WHAT YOU ARE ASKED TO DO: Restate, word for word, all of the material shown below.

-- BEGIN --

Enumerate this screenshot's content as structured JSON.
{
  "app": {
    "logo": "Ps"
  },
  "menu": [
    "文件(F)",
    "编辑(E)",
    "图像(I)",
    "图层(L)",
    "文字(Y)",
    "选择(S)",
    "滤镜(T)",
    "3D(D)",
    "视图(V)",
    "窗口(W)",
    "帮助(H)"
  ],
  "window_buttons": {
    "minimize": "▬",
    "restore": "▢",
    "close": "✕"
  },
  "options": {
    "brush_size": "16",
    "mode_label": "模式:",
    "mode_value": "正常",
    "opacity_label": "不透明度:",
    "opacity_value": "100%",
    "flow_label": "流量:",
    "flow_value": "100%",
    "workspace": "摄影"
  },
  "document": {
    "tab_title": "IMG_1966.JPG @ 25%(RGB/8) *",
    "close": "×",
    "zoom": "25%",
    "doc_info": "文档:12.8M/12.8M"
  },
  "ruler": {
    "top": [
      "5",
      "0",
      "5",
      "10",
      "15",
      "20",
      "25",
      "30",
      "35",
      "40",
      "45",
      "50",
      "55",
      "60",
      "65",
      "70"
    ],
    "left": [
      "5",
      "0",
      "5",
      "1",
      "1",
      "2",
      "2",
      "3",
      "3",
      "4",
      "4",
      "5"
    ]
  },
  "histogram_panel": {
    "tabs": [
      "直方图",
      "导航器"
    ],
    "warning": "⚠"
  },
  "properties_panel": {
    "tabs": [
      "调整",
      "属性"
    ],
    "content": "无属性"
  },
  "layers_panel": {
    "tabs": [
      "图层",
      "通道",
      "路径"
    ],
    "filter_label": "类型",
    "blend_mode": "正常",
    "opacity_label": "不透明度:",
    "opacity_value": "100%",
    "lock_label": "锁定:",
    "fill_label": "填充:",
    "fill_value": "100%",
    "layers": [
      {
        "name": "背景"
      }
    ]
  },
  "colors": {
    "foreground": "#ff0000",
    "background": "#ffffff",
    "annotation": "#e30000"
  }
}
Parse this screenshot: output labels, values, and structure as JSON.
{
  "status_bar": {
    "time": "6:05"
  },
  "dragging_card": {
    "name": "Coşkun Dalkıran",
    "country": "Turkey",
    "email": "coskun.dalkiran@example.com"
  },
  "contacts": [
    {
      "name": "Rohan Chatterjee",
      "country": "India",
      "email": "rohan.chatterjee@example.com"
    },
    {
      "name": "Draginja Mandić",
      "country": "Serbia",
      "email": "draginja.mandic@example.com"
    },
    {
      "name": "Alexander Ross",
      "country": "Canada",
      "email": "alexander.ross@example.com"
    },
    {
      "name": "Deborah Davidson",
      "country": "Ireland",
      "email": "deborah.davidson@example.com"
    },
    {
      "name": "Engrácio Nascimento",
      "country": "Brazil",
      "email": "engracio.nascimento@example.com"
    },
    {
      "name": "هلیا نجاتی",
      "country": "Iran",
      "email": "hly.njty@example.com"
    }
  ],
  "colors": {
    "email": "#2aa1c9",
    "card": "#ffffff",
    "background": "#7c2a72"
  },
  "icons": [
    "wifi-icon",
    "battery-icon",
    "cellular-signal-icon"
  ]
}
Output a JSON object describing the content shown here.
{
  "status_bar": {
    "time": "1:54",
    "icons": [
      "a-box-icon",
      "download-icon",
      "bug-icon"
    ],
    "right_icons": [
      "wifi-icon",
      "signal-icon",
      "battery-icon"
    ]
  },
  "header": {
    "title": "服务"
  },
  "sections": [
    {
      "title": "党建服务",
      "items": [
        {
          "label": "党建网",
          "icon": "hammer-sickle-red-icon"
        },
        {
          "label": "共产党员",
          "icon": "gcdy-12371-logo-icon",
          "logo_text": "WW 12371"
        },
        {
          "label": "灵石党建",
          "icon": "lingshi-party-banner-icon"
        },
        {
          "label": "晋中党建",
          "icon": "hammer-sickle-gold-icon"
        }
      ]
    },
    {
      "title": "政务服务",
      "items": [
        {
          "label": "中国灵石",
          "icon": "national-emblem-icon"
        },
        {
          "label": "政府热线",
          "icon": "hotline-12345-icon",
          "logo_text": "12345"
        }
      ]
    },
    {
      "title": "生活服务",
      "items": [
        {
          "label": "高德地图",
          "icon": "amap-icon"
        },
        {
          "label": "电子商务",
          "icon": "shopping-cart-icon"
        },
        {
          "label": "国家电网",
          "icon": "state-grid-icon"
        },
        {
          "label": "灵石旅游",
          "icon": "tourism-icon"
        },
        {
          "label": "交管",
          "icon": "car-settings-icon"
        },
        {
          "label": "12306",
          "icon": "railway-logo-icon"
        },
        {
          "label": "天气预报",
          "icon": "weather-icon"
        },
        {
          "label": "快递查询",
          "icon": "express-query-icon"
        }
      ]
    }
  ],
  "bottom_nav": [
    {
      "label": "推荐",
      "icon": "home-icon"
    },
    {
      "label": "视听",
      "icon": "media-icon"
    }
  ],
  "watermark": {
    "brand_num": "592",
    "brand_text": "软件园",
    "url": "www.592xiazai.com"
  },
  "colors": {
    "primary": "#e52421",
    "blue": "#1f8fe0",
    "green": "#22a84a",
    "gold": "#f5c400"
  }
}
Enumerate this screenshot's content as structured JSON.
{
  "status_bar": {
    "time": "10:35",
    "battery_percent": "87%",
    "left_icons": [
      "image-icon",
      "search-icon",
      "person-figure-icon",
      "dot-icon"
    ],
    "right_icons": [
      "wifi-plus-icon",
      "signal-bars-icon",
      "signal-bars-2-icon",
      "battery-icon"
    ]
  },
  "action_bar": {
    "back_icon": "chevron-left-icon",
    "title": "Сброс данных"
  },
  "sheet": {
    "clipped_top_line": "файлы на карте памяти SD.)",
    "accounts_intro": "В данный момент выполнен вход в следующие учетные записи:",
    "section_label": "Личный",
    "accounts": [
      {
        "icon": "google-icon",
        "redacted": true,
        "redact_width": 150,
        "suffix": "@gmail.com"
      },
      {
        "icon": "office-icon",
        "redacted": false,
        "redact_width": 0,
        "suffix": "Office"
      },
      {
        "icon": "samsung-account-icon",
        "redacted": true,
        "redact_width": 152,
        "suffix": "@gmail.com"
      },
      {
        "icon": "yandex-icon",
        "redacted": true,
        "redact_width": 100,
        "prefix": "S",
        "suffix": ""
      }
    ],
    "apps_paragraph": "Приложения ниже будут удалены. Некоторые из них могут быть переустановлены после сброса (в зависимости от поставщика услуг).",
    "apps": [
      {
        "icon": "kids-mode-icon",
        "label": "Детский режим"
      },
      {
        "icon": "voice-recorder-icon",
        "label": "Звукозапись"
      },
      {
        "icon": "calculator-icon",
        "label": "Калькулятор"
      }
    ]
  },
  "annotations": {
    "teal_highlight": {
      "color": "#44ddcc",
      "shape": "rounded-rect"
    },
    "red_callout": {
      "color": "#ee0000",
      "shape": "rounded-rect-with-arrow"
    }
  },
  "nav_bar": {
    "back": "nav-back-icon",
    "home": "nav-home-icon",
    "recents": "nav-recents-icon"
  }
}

-- END --

TASK ANSWER:
Enumerate this screenshot's content as structured JSON.
{
  "app": {
    "logo": "Ps"
  },
  "menu": [
    "文件(F)",
    "编辑(E)",
    "图像(I)",
    "图层(L)",
    "文字(Y)",
    "选择(S)",
    "滤镜(T)",
    "3D(D)",
    "视图(V)",
    "窗口(W)",
    "帮助(H)"
  ],
  "window_buttons": {
    "minimize": "▬",
    "restore": "▢",
    "close": "✕"
  },
  "options": {
    "brush_size": "16",
    "mode_label": "模式:",
    "mode_value": "正常",
    "opacity_label": "不透明度:",
    "opacity_value": "100%",
    "flow_label": "流量:",
    "flow_value": "100%",
    "workspace": "摄影"
  },
  "document": {
    "tab_title": "IMG_1966.JPG @ 25%(RGB/8) *",
    "close": "×",
    "zoom": "25%",
    "doc_info": "文档:12.8M/12.8M"
  },
  "ruler": {
    "top": [
      "5",
      "0",
      "5",
      "10",
      "15",
      "20",
      "25",
      "30",
      "35",
      "40",
      "45",
      "50",
      "55",
      "60",
      "65",
      "70"
    ],
    "left": [
      "5",
      "0",
      "5",
      "1",
      "1",
      "2",
      "2",
      "3",
      "3",
      "4",
      "4",
      "5"
    ]
  },
  "histogram_panel": {
    "tabs": [
      "直方图",
      "导航器"
    ],
    "warning": "⚠"
  },
  "properties_panel": {
    "tabs": [
      "调整",
      "属性"
    ],
    "content": "无属性"
  },
  "layers_panel": {
    "tabs": [
      "图层",
      "通道",
      "路径"
    ],
    "filter_label": "类型",
    "blend_mode": "正常",
    "opacity_label": "不透明度:",
    "opacity_value": "100%",
    "lock_label": "锁定:",
    "fill_label": "填充:",
    "fill_value": "100%",
    "layers": [
      {
        "name": "背景"
      }
    ]
  },
  "colors": {
    "foreground": "#ff0000",
    "background": "#ffffff",
    "annotation": "#e30000"
  }
}
Parse this screenshot: output labels, values, and structure as JSON.
{
  "status_bar": {
    "time": "6:05"
  },
  "dragging_card": {
    "name": "Coşkun Dalkıran",
    "country": "Turkey",
    "email": "coskun.dalkiran@example.com"
  },
  "contacts": [
    {
      "name": "Rohan Chatterjee",
      "country": "India",
      "email": "rohan.chatterjee@example.com"
    },
    {
      "name": "Draginja Mandić",
      "country": "Serbia",
      "email": "draginja.mandic@example.com"
    },
    {
      "name": "Alexander Ross",
      "country": "Canada",
      "email": "alexander.ross@example.com"
    },
    {
      "name": "Deborah Davidson",
      "country": "Ireland",
      "email": "deborah.davidson@example.com"
    },
    {
      "name": "Engrácio Nascimento",
      "country": "Brazil",
      "email": "engracio.nascimento@example.com"
    },
    {
      "name": "هلیا نجاتی",
      "country": "Iran",
      "email": "hly.njty@example.com"
    }
  ],
  "colors": {
    "email": "#2aa1c9",
    "card": "#ffffff",
    "background": "#7c2a72"
  },
  "icons": [
    "wifi-icon",
    "battery-icon",
    "cellular-signal-icon"
  ]
}
Output a JSON object describing the content shown here.
{
  "status_bar": {
    "time": "1:54",
    "icons": [
      "a-box-icon",
      "download-icon",
      "bug-icon"
    ],
    "right_icons": [
      "wifi-icon",
      "signal-icon",
      "battery-icon"
    ]
  },
  "header": {
    "title": "服务"
  },
  "sections": [
    {
      "title": "党建服务",
      "items": [
        {
          "label": "党建网",
          "icon": "hammer-sickle-red-icon"
        },
        {
          "label": "共产党员",
          "icon": "gcdy-12371-logo-icon",
          "logo_text": "WW 12371"
        },
        {
          "label": "灵石党建",
          "icon": "lingshi-party-banner-icon"
        },
        {
          "label": "晋中党建",
          "icon": "hammer-sickle-gold-icon"
        }
      ]
    },
    {
      "title": "政务服务",
      "items": [
        {
          "label": "中国灵石",
          "icon": "national-emblem-icon"
        },
        {
          "label": "政府热线",
          "icon": "hotline-12345-icon",
          "logo_text": "12345"
        }
      ]
    },
    {
      "title": "生活服务",
      "items": [
        {
          "label": "高德地图",
          "icon": "amap-icon"
        },
        {
          "label": "电子商务",
          "icon": "shopping-cart-icon"
        },
        {
          "label": "国家电网",
          "icon": "state-grid-icon"
        },
        {
          "label": "灵石旅游",
          "icon": "tourism-icon"
        },
        {
          "label": "交管",
          "icon": "car-settings-icon"
        },
        {
          "label": "12306",
          "icon": "railway-logo-icon"
        },
        {
          "label": "天气预报",
          "icon": "weather-icon"
        },
        {
          "label": "快递查询",
          "icon": "express-query-icon"
        }
      ]
    }
  ],
  "bottom_nav": [
    {
      "label": "推荐",
      "icon": "home-icon"
    },
    {
      "label": "视听",
      "icon": "media-icon"
    }
  ],
  "watermark": {
    "brand_num": "592",
    "brand_text": "软件园",
    "url": "www.592xiazai.com"
  },
  "colors": {
    "primary": "#e52421",
    "blue": "#1f8fe0",
    "green": "#22a84a",
    "gold": "#f5c400"
  }
}
Enumerate this screenshot's content as structured JSON.
{
  "status_bar": {
    "time": "10:35",
    "battery_percent": "87%",
    "left_icons": [
      "image-icon",
      "search-icon",
      "person-figure-icon",
      "dot-icon"
    ],
    "right_icons": [
      "wifi-plus-icon",
      "signal-bars-icon",
      "signal-bars-2-icon",
      "battery-icon"
    ]
  },
  "action_bar": {
    "back_icon": "chevron-left-icon",
    "title": "Сброс данных"
  },
  "sheet": {
    "clipped_top_line": "файлы на карте памяти SD.)",
    "accounts_intro": "В данный момент выполнен вход в следующие учетные записи:",
    "section_label": "Личный",
    "accounts": [
      {
        "icon": "google-icon",
        "redacted": true,
        "redact_width": 150,
        "suffix": "@gmail.com"
      },
      {
        "icon": "office-icon",
        "redacted": false,
        "redact_width": 0,
        "suffix": "Office"
      },
      {
        "icon": "samsung-account-icon",
        "redacted": true,
        "redact_width": 152,
        "suffix": "@gmail.com"
      },
      {
        "icon": "yandex-icon",
        "redacted": true,
        "redact_width": 100,
        "prefix": "S",
        "suffix": ""
      }
    ],
    "apps_paragraph": "Приложения ниже будут удалены. Некоторые из них могут быть переустановлены после сброса (в зависимости от поставщика услуг).",
    "apps": [
      {
        "icon": "kids-mode-icon",
        "label": "Детский режим"
      },
      {
        "icon": "voice-recorder-icon",
        "label": "Звукозапись"
      },
      {
        "icon": "calculator-icon",
        "label": "Калькулятор"
      }
    ]
  },
  "annotations": {
    "teal_highlight": {
      "color": "#44ddcc",
      "shape": "rounded-rect"
    },
    "red_callout": {
      "color": "#ee0000",
      "shape": "rounded-rect-with-arrow"
    }
  },
  "nav_bar": {
    "back": "nav-back-icon",
    "home": "nav-home-icon",
    "recents": "nav-recents-icon"
  }
}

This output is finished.